*** Records to process ***

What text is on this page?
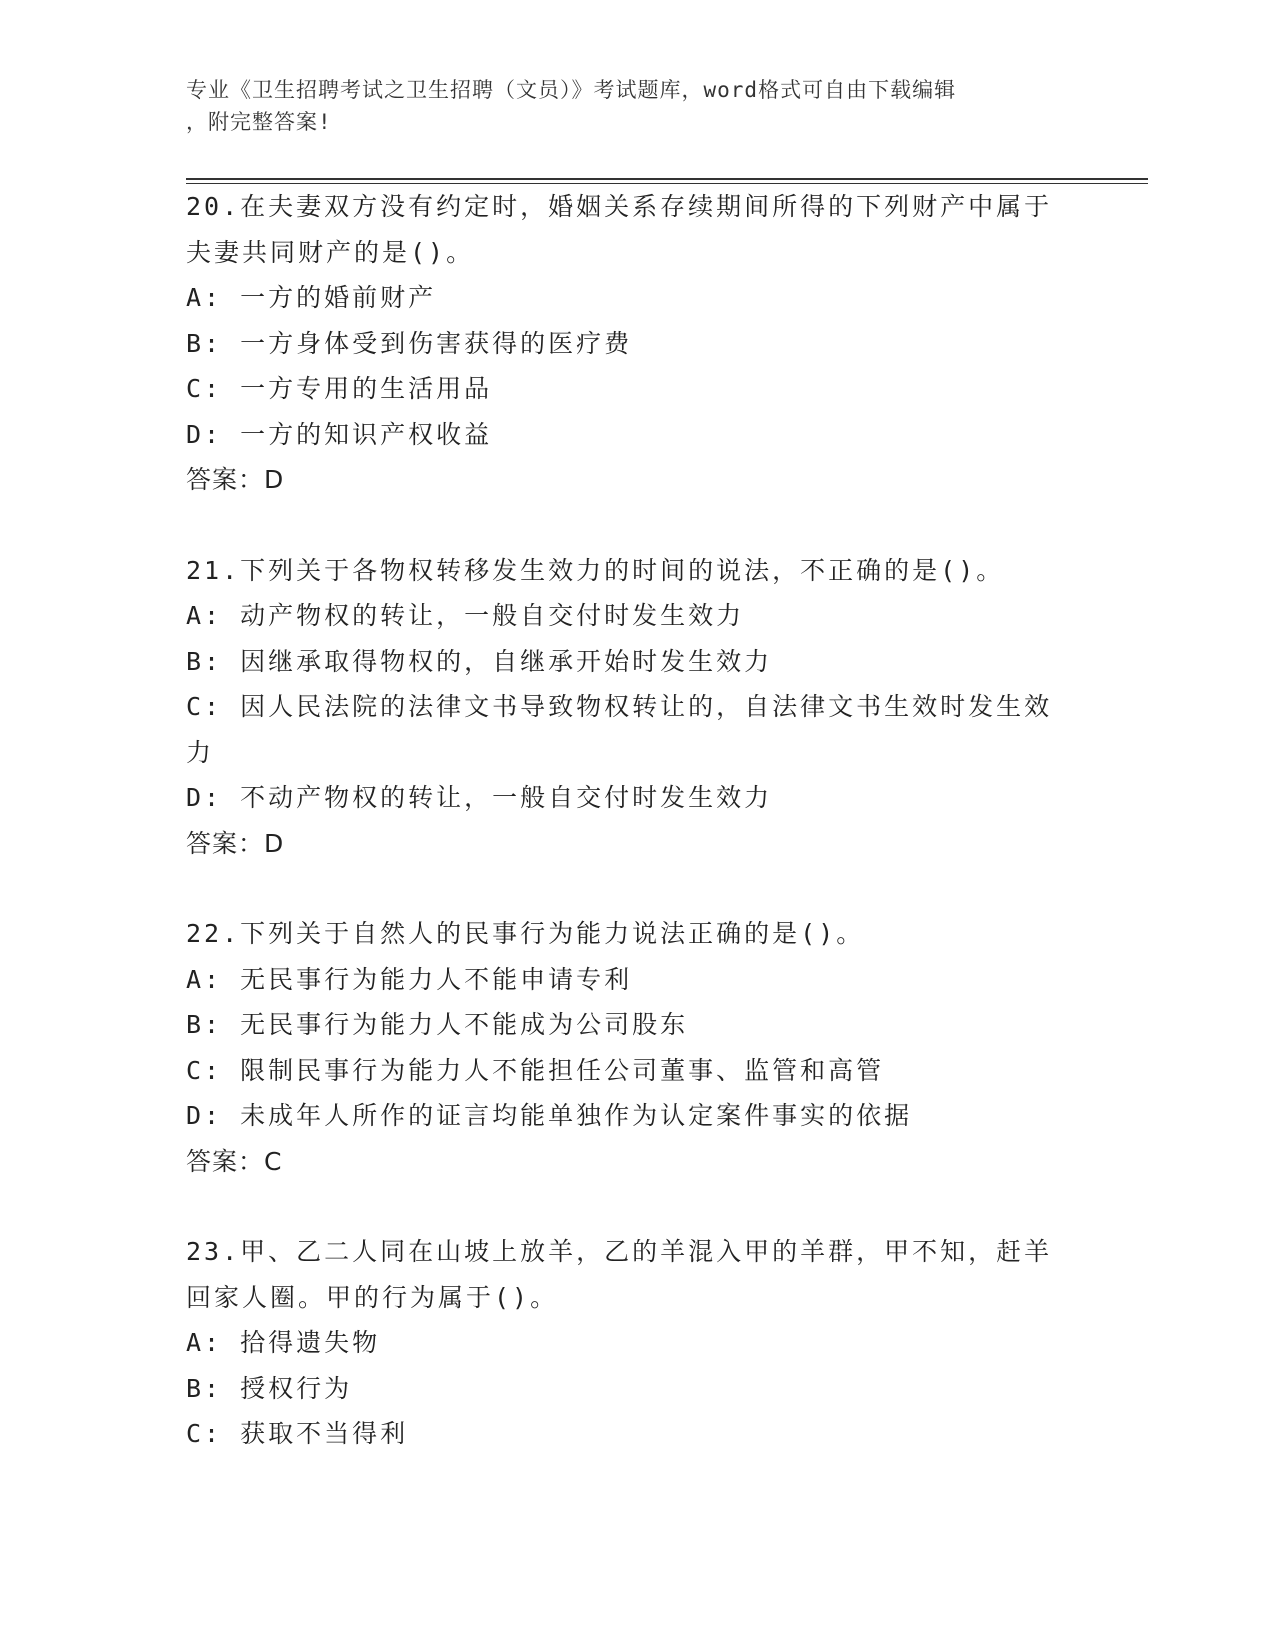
专业《卫生招聘考试之卫生招聘（文员）》考试题库，word格式可自由下载编辑
，附完整答案!
20.在夫妻双方没有约定时，婚姻关系存续期间所得的下列财产中属于
夫妻共同财产的是()。
A: 一方的婚前财产
B: 一方身体受到伤害获得的医疗费
C: 一方专用的生活用品
D: 一方的知识产权收益
答案：D
21.下列关于各物权转移发生效力的时间的说法，不正确的是()。
A: 动产物权的转让，一般自交付时发生效力
B: 因继承取得物权的，自继承开始时发生效力
C: 因人民法院的法律文书导致物权转让的，自法律文书生效时发生效
力
D: 不动产物权的转让，一般自交付时发生效力
答案：D
22.下列关于自然人的民事行为能力说法正确的是()。
A: 无民事行为能力人不能申请专利
B: 无民事行为能力人不能成为公司股东
C: 限制民事行为能力人不能担任公司董事、监管和高管
D: 未成年人所作的证言均能单独作为认定案件事实的依据
答案：C
23.甲、乙二人同在山坡上放羊，乙的羊混入甲的羊群，甲不知，赶羊
回家人圈。甲的行为属于()。
A: 拾得遗失物
B: 授权行为
C: 获取不当得利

***

» What is needed
Print the complete listing exactly, apart from any pictures.

» Output of the task
What text is on this page?
专业《卫生招聘考试之卫生招聘（文员）》考试题库，word格式可自由下载编辑
，附完整答案!
20.在夫妻双方没有约定时，婚姻关系存续期间所得的下列财产中属于
夫妻共同财产的是()。
A: 一方的婚前财产
B: 一方身体受到伤害获得的医疗费
C: 一方专用的生活用品
D: 一方的知识产权收益
答案：D
21.下列关于各物权转移发生效力的时间的说法，不正确的是()。
A: 动产物权的转让，一般自交付时发生效力
B: 因继承取得物权的，自继承开始时发生效力
C: 因人民法院的法律文书导致物权转让的，自法律文书生效时发生效
力
D: 不动产物权的转让，一般自交付时发生效力
答案：D
22.下列关于自然人的民事行为能力说法正确的是()。
A: 无民事行为能力人不能申请专利
B: 无民事行为能力人不能成为公司股东
C: 限制民事行为能力人不能担任公司董事、监管和高管
D: 未成年人所作的证言均能单独作为认定案件事实的依据
答案：C
23.甲、乙二人同在山坡上放羊，乙的羊混入甲的羊群，甲不知，赶羊
回家人圈。甲的行为属于()。
A: 拾得遗失物
B: 授权行为
C: 获取不当得利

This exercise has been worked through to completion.